=== EXCERPT TO READ ===
But opponents fear that some older patients could be coerced into taking the drugs.

“Not all families are happy families, and there’s an epidemic of elder and disability abuse,” said Marilyn Golden, senior policy analyst with the Disability Rights and Education Defense Fund.

She says the bill might create a problem with insurance companies, too.

“Direct coercion isn’t even necessary. If insurers deny or even merely delay expensive life-sustaining treatment, patients will, in essence, be steered towards doctor-prescribed suicide,” she said.

If the bill passes, California would become one of six states that allow “aid in dying,” including Montana, Vermont, New Mexico, Washington and Oregon. Data from those last two states show few people actually ask for or take the drugs. In Oregon in 2013, doctors prescribed the drugs to 122 people; 71 actually took them.

California lawmakers have attempted -- and failed -- several times to pass similar laws over the last two decades. But they believe now is the time to try again, particularly as momentum crests from the story of Brittany Maynard, a 29-year old woman terminally ill with brain cancer who moved to Oregon last year to take advantage of the law there. Public opinion polls show increasing support for a law in California.

“Maynard, said, ‘I don’t have a suicidal bone in my body. I want to live. But I have terminal cancer that will kill me. Within that death sentence, I choose to have options and to set the terms and conditions of my inevitable death,’ ” Sen. Monning said. “In respect of her courage, we think the End of Life Option Act is appropriate.”

=== EXERCISE DETAILS ===
Tell whether each statement agrees with the excerpt on California's aid-in-dying bill, answering yes or no and quoting the words of the excerpt that decide it: (a) In Oregon in 2013, every person prescribed the drugs took them; (b) Brittany Maynard moved to Oregon to use the law there; (c) Marilyn Golden says direct coercion is needed to steer patients toward doctor-prescribed suicide.

=== PROVIDED DATA ===
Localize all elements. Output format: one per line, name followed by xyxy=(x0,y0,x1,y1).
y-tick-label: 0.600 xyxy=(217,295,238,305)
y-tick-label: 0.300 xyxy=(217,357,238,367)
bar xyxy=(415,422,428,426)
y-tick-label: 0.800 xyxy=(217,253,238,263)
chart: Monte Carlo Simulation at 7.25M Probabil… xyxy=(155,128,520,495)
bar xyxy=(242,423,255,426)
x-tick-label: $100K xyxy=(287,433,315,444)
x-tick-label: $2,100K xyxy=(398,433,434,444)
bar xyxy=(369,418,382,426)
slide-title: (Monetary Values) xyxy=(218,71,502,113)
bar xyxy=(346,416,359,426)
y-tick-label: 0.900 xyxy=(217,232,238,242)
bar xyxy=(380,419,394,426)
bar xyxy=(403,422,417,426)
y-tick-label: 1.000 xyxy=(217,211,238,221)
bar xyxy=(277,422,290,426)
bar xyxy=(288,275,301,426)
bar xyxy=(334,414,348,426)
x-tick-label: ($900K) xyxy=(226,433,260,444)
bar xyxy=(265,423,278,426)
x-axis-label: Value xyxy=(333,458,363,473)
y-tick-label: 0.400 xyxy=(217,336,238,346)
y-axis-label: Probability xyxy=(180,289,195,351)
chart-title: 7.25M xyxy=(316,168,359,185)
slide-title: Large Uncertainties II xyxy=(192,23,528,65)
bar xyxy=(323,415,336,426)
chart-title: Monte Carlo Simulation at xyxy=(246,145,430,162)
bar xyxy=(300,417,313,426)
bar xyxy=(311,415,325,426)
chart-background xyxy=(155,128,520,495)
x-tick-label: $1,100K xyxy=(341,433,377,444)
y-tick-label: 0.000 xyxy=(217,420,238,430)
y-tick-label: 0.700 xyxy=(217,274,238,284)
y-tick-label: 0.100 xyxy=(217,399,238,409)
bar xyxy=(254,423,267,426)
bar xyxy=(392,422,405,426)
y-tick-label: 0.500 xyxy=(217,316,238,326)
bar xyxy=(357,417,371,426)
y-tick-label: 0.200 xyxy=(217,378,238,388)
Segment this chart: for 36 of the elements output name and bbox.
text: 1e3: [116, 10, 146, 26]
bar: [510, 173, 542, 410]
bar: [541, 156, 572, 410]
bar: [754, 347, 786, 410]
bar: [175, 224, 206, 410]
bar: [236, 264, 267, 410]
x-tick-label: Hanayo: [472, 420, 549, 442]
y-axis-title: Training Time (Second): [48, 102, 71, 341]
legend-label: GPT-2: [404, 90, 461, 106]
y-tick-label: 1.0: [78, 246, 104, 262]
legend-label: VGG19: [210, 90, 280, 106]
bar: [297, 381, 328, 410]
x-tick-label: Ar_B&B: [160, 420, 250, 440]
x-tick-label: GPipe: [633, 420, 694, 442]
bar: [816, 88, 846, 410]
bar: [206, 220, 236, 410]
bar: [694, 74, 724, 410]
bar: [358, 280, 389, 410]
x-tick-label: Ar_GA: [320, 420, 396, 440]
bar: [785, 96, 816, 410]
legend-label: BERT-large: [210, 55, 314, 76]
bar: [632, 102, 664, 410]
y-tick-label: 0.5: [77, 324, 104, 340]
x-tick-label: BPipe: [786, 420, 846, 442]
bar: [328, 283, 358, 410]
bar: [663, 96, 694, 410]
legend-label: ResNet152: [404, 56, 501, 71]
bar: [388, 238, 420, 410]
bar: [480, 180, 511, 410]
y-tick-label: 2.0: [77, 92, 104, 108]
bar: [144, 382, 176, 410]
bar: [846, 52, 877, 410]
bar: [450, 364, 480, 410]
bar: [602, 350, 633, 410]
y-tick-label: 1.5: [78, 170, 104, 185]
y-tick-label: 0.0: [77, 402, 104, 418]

=== ANSWER TO THIS TASK ===
(a) No: "doctors prescribed the drugs to 122 people; 71 actually took them."
(b) Yes: "moved to Oregon last year to take advantage of the law there."
(c) No: "Direct coercion isn’t even necessary."